Trecho de origem:
▼

Todo mundo quer ter tempo hoje em dia. Dizem que este é um dos ativos mais valiosos. “Rico é quem tem tempo”, já dizia um cara chamado Costinha. Eu acho isso também. Eu gostaria de ter mais tempo do que o tempo que eu tenho, porque ele cabe só na caixinha do trabalho. Mentira: sobra um espaço pro congestionamento da ida, o da volta e pra dormir. Mas às vezes eu penso que se eu tivesse mais tempo, acabaria, fatalmente, tendo mais trabalho pra caber nesse tempo.
Nesse momento, nada tenho para fazer. Então resolvi sentar e escrever sobre o assunto, só para não perder o costume de arrumar alguma coisa para fazer. A consciência do profissional moderno cosmopolita pesa demais ao assumir o ócio, nem que por alguns instantes, até lembrar que a frase conclusiva daquela defesa de posicionamento do novo cliente ficaria ainda melhor se fosse reescrita.
A escassez de tempo não combina, definitivamente, com perfeccionismo. O perfeccionista é um sujeito quase tão obsessivo, que precisa de tempo para concluir alguma coisa que traga satisfação para si. Fato comprovado: perfeccionismo é uma característica em extinção. Evoluirá junto com o ser humano e seus novos hábitos e vai acabar sumindo, assim como o dente siso, as unhas e alguns cabelos do corpo. Assim como – dizem – o rabo nos abandonou (fisicamente) por uma questão evolutiva – perdeu a utilidade quando nos tornamos seres bípedes. O perfeccionismo perdeu a utilidade ao nos tornarmos ocupados demais.
Que triste saber que essa característica caiu de moda. E se formos analisar profundamente, a categoria está perdendo mercado. O clássico transtorno obsessivo compulsivo, a mania de perseguição e outras demonstrações de traumas infantis ou lacunas psicológicas evidentes estão em desuso no mundo ocupado. Tudo é tão cronometrado que as pessoas acabam até parecendo mais normais. A gente nem percebe mais o tiques do auxiliar administrativo, que pisca o olho ao mesmo tempo em que enruga o canto da boca; do trainee que marca as folhas de papel com a bunda da xícara embebida no café que escorreu no pires. E talvez seja assim que adolescentes perturbados passam despercebidos até fuzilarem a escola inteira. Vai ver sobrou um tempinho no dia e o cara resolveu se ocupar. A culpa é do tempo que nos falta.

▲

A solicitação:
Retome o texto sobre a falta de tempo e o perfeccionismo e dê-lhe continuidade a partir do ponto em que ele se encerra. Os itens não são necessários.

Extrato de dados:
▼

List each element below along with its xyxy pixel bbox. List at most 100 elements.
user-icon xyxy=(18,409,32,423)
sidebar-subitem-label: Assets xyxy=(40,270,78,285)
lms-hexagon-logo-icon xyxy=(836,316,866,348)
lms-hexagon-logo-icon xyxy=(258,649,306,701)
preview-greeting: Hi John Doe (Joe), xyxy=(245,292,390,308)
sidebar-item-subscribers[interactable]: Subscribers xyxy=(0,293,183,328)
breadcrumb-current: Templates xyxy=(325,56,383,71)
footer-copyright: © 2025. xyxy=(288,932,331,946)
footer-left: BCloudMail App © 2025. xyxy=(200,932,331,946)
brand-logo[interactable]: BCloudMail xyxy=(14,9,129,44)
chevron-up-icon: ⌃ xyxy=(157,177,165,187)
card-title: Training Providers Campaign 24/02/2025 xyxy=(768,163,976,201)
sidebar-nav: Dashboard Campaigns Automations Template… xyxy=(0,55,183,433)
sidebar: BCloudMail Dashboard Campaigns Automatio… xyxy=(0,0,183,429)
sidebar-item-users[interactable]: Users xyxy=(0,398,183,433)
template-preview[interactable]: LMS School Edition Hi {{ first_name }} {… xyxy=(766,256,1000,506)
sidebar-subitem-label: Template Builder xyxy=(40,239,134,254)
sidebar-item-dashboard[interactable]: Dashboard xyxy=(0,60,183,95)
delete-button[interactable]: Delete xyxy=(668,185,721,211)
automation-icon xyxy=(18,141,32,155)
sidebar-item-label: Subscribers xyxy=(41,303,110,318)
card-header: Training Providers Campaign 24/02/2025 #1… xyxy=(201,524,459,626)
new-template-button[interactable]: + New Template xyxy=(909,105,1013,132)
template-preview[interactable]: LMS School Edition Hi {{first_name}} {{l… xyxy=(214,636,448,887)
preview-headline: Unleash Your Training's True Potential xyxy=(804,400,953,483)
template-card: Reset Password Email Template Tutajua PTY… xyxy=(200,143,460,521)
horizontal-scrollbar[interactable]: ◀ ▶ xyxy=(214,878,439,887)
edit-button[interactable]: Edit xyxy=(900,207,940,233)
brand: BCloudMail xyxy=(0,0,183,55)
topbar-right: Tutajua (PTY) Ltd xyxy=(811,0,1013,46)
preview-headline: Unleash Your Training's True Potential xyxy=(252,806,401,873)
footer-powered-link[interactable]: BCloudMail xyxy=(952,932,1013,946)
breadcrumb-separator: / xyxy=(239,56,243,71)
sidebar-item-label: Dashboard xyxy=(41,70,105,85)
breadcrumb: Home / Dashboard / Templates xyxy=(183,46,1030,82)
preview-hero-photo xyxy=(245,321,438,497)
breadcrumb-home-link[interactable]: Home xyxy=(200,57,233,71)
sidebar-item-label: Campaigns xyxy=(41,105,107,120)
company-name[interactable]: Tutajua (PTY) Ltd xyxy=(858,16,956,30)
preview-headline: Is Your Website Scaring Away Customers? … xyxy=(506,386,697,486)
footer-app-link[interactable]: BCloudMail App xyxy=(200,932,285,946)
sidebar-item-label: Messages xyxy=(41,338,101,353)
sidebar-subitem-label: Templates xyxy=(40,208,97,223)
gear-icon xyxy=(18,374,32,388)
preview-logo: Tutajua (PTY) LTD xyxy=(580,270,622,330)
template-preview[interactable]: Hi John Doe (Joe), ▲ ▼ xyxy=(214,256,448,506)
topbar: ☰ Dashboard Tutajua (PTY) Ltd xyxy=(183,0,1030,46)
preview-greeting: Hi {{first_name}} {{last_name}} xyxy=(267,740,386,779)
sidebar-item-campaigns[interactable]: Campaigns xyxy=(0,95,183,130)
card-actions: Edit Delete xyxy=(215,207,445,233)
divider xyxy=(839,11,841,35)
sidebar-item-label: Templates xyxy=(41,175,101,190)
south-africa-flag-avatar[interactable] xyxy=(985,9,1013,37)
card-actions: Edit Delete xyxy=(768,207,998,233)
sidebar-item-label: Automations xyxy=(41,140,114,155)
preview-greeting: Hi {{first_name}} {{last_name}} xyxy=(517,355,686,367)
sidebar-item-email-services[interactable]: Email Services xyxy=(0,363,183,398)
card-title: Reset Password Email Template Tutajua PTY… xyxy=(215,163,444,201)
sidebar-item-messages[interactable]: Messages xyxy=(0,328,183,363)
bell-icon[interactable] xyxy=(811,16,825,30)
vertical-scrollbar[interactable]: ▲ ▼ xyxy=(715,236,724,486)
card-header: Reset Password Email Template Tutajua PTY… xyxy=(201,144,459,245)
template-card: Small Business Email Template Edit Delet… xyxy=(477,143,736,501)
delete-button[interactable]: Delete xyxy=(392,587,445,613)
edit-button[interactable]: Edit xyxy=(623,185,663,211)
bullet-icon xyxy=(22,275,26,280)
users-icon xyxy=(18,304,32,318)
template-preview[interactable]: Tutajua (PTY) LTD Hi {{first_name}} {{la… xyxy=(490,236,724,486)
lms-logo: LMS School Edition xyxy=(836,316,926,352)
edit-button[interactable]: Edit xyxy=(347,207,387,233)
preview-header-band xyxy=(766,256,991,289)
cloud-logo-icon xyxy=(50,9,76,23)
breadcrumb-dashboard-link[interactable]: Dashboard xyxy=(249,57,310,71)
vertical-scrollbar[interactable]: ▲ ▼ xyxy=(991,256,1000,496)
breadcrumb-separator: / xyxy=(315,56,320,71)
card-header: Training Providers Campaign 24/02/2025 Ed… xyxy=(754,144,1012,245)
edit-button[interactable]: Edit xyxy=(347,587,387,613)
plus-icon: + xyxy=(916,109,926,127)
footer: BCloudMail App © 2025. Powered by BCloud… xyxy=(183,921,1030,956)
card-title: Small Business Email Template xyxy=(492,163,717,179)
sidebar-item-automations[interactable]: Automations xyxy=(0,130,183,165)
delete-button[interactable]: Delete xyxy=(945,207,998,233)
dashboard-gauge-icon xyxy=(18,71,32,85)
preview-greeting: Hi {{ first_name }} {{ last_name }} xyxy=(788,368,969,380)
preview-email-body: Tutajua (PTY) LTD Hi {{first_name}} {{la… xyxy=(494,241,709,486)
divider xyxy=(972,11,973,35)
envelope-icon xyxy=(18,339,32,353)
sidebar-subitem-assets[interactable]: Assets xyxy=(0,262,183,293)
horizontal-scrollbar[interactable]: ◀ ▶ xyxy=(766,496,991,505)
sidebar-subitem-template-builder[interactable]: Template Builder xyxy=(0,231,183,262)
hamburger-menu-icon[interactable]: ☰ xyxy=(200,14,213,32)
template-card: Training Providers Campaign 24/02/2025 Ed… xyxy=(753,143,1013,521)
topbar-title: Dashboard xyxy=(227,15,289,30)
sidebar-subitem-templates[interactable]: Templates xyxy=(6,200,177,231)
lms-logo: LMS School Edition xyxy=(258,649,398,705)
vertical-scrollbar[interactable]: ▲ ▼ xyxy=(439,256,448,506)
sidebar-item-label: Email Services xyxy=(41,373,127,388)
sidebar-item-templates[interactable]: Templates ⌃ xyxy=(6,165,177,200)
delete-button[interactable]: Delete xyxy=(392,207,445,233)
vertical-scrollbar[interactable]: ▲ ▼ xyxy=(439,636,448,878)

▲

Resultado da tarefa:
Em outros tempos, o tempo respeitava a necessidade particular de todo o ser humano em manifestar suas idiossincrasias, mas isso eram outros tempos. Tempos onde até a palavra idiossincrasia era mais usada – pasmem! Certamente é por isso que os casamentos e outras formas ditas normais de relacionamentos entre seres humanos estejam fracassando com tanto sucesso. Minha vizinha ainda não conseguiu assinar o divórcio porque os horários não batem – os dela, os do candidato a ex-marido e os dos advogados. O juiz é o único que parece ter horário, mas como ele é funcionário público, definitivamente não se encaixa nessa tese.
Há uns meses eu comprei uma casa e o meu banco me ofereceu um produto onde, pagando uma pequena taxa eu conseguiria ter um atendimento mais rápido do que o normal. Espetacular – o banco me cobra para ser ágil, ou seja, ele cobra por um serviço em cima do serviço que eu já tenho como correntista, que paga taxas e outros dinheiros para ter direito a ser cliente do banco. Em se tratando de uma das instituições mais lucrativas do universo (não passei nem perto dos subprimes) ele já não deveria saber que o serviço para o cliente do mundo ocupado tem que ser mais rápido sempre? Aceitável – assim como eu pago para que a empresa de filtro de café seja ecologicamente correta utilizando papel reciclado e melhore a sua imagem com o meu dinheiro. O mundo ocupado não tem tempo nem para ter bom senso.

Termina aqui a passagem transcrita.